§ **EXERCISE OBJECTIVE**: Repeat the data verbatim.

§ **DATASET ENTRIES**:
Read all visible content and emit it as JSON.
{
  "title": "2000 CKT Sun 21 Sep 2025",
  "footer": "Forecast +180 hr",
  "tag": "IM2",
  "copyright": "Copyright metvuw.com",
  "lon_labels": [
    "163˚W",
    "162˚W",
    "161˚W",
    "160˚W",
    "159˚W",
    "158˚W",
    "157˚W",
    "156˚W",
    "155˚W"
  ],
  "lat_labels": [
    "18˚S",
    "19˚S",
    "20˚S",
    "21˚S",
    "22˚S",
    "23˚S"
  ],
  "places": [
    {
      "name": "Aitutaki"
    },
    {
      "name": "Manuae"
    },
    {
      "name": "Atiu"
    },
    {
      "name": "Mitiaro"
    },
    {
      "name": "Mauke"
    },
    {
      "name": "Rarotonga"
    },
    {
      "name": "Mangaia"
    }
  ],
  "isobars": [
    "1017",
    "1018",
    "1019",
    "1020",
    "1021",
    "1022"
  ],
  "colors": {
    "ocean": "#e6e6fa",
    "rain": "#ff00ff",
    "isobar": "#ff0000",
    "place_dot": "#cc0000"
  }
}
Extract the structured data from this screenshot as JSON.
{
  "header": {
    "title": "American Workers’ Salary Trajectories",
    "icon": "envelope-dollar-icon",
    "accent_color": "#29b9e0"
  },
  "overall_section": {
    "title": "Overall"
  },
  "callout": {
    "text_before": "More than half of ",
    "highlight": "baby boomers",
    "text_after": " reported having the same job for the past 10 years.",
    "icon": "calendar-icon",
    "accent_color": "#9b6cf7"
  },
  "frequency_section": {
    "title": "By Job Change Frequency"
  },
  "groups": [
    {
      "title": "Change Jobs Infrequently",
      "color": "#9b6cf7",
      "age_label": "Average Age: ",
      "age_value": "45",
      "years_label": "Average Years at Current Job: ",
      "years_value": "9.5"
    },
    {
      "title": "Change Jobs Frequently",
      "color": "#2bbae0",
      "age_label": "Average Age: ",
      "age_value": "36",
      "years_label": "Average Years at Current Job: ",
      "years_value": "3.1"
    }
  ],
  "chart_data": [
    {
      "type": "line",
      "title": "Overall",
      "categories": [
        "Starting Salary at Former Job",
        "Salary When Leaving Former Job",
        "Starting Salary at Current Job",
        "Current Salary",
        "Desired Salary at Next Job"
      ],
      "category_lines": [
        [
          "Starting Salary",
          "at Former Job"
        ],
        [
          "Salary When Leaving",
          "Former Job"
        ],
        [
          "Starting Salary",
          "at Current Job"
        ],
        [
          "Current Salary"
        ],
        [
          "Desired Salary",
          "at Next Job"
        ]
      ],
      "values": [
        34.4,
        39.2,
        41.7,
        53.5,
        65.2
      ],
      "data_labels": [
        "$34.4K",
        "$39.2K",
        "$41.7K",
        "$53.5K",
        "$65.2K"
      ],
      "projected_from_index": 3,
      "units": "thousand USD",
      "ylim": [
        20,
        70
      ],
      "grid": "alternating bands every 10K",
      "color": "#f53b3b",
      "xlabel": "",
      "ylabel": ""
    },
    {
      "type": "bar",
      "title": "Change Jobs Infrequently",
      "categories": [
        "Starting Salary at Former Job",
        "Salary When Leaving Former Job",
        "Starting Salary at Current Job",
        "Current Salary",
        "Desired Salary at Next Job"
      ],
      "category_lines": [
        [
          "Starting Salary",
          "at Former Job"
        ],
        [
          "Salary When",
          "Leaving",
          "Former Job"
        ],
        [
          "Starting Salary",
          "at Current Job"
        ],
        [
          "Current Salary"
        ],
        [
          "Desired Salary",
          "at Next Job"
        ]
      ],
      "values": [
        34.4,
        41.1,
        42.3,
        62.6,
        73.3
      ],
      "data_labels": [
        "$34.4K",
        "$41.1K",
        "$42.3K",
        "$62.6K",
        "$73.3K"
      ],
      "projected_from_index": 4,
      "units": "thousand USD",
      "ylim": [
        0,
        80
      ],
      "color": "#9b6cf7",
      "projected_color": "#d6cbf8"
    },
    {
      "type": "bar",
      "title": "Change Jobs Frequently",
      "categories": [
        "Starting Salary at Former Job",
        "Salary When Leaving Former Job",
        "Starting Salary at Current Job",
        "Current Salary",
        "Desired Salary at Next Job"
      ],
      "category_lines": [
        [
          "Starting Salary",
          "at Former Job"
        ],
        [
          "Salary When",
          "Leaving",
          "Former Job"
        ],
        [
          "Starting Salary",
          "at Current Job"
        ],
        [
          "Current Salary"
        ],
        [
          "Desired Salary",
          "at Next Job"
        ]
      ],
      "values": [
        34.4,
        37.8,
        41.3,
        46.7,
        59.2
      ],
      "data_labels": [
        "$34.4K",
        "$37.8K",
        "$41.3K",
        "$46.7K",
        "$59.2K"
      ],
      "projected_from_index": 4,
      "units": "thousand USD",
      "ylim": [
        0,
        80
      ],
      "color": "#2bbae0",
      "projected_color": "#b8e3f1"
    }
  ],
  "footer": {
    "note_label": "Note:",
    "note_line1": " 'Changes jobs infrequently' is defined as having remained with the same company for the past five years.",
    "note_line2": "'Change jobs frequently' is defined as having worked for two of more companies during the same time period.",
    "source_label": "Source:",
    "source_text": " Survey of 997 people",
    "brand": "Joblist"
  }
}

§ **RESULT**:
Read all visible content and emit it as JSON.
{
  "title": "2000 CKT Sun 21 Sep 2025",
  "footer": "Forecast +180 hr",
  "tag": "IM2",
  "copyright": "Copyright metvuw.com",
  "lon_labels": [
    "163˚W",
    "162˚W",
    "161˚W",
    "160˚W",
    "159˚W",
    "158˚W",
    "157˚W",
    "156˚W",
    "155˚W"
  ],
  "lat_labels": [
    "18˚S",
    "19˚S",
    "20˚S",
    "21˚S",
    "22˚S",
    "23˚S"
  ],
  "places": [
    {
      "name": "Aitutaki"
    },
    {
      "name": "Manuae"
    },
    {
      "name": "Atiu"
    },
    {
      "name": "Mitiaro"
    },
    {
      "name": "Mauke"
    },
    {
      "name": "Rarotonga"
    },
    {
      "name": "Mangaia"
    }
  ],
  "isobars": [
    "1017",
    "1018",
    "1019",
    "1020",
    "1021",
    "1022"
  ],
  "colors": {
    "ocean": "#e6e6fa",
    "rain": "#ff00ff",
    "isobar": "#ff0000",
    "place_dot": "#cc0000"
  }
}
Extract the structured data from this screenshot as JSON.
{
  "header": {
    "title": "American Workers’ Salary Trajectories",
    "icon": "envelope-dollar-icon",
    "accent_color": "#29b9e0"
  },
  "overall_section": {
    "title": "Overall"
  },
  "callout": {
    "text_before": "More than half of ",
    "highlight": "baby boomers",
    "text_after": " reported having the same job for the past 10 years.",
    "icon": "calendar-icon",
    "accent_color": "#9b6cf7"
  },
  "frequency_section": {
    "title": "By Job Change Frequency"
  },
  "groups": [
    {
      "title": "Change Jobs Infrequently",
      "color": "#9b6cf7",
      "age_label": "Average Age: ",
      "age_value": "45",
      "years_label": "Average Years at Current Job: ",
      "years_value": "9.5"
    },
    {
      "title": "Change Jobs Frequently",
      "color": "#2bbae0",
      "age_label": "Average Age: ",
      "age_value": "36",
      "years_label": "Average Years at Current Job: ",
      "years_value": "3.1"
    }
  ],
  "chart_data": [
    {
      "type": "line",
      "title": "Overall",
      "categories": [
        "Starting Salary at Former Job",
        "Salary When Leaving Former Job",
        "Starting Salary at Current Job",
        "Current Salary",
        "Desired Salary at Next Job"
      ],
      "category_lines": [
        [
          "Starting Salary",
          "at Former Job"
        ],
        [
          "Salary When Leaving",
          "Former Job"
        ],
        [
          "Starting Salary",
          "at Current Job"
        ],
        [
          "Current Salary"
        ],
        [
          "Desired Salary",
          "at Next Job"
        ]
      ],
      "values": [
        34.4,
        39.2,
        41.7,
        53.5,
        65.2
      ],
      "data_labels": [
        "$34.4K",
        "$39.2K",
        "$41.7K",
        "$53.5K",
        "$65.2K"
      ],
      "projected_from_index": 3,
      "units": "thousand USD",
      "ylim": [
        20,
        70
      ],
      "grid": "alternating bands every 10K",
      "color": "#f53b3b",
      "xlabel": "",
      "ylabel": ""
    },
    {
      "type": "bar",
      "title": "Change Jobs Infrequently",
      "categories": [
        "Starting Salary at Former Job",
        "Salary When Leaving Former Job",
        "Starting Salary at Current Job",
        "Current Salary",
        "Desired Salary at Next Job"
      ],
      "category_lines": [
        [
          "Starting Salary",
          "at Former Job"
        ],
        [
          "Salary When",
          "Leaving",
          "Former Job"
        ],
        [
          "Starting Salary",
          "at Current Job"
        ],
        [
          "Current Salary"
        ],
        [
          "Desired Salary",
          "at Next Job"
        ]
      ],
      "values": [
        34.4,
        41.1,
        42.3,
        62.6,
        73.3
      ],
      "data_labels": [
        "$34.4K",
        "$41.1K",
        "$42.3K",
        "$62.6K",
        "$73.3K"
      ],
      "projected_from_index": 4,
      "units": "thousand USD",
      "ylim": [
        0,
        80
      ],
      "color": "#9b6cf7",
      "projected_color": "#d6cbf8"
    },
    {
      "type": "bar",
      "title": "Change Jobs Frequently",
      "categories": [
        "Starting Salary at Former Job",
        "Salary When Leaving Former Job",
        "Starting Salary at Current Job",
        "Current Salary",
        "Desired Salary at Next Job"
      ],
      "category_lines": [
        [
          "Starting Salary",
          "at Former Job"
        ],
        [
          "Salary When",
          "Leaving",
          "Former Job"
        ],
        [
          "Starting Salary",
          "at Current Job"
        ],
        [
          "Current Salary"
        ],
        [
          "Desired Salary",
          "at Next Job"
        ]
      ],
      "values": [
        34.4,
        37.8,
        41.3,
        46.7,
        59.2
      ],
      "data_labels": [
        "$34.4K",
        "$37.8K",
        "$41.3K",
        "$46.7K",
        "$59.2K"
      ],
      "projected_from_index": 4,
      "units": "thousand USD",
      "ylim": [
        0,
        80
      ],
      "color": "#2bbae0",
      "projected_color": "#b8e3f1"
    }
  ],
  "footer": {
    "note_label": "Note:",
    "note_line1": " 'Changes jobs infrequently' is defined as having remained with the same company for the past five years.",
    "note_line2": "'Change jobs frequently' is defined as having worked for two of more companies during the same time period.",
    "source_label": "Source:",
    "source_text": " Survey of 997 people",
    "brand": "Joblist"
  }
}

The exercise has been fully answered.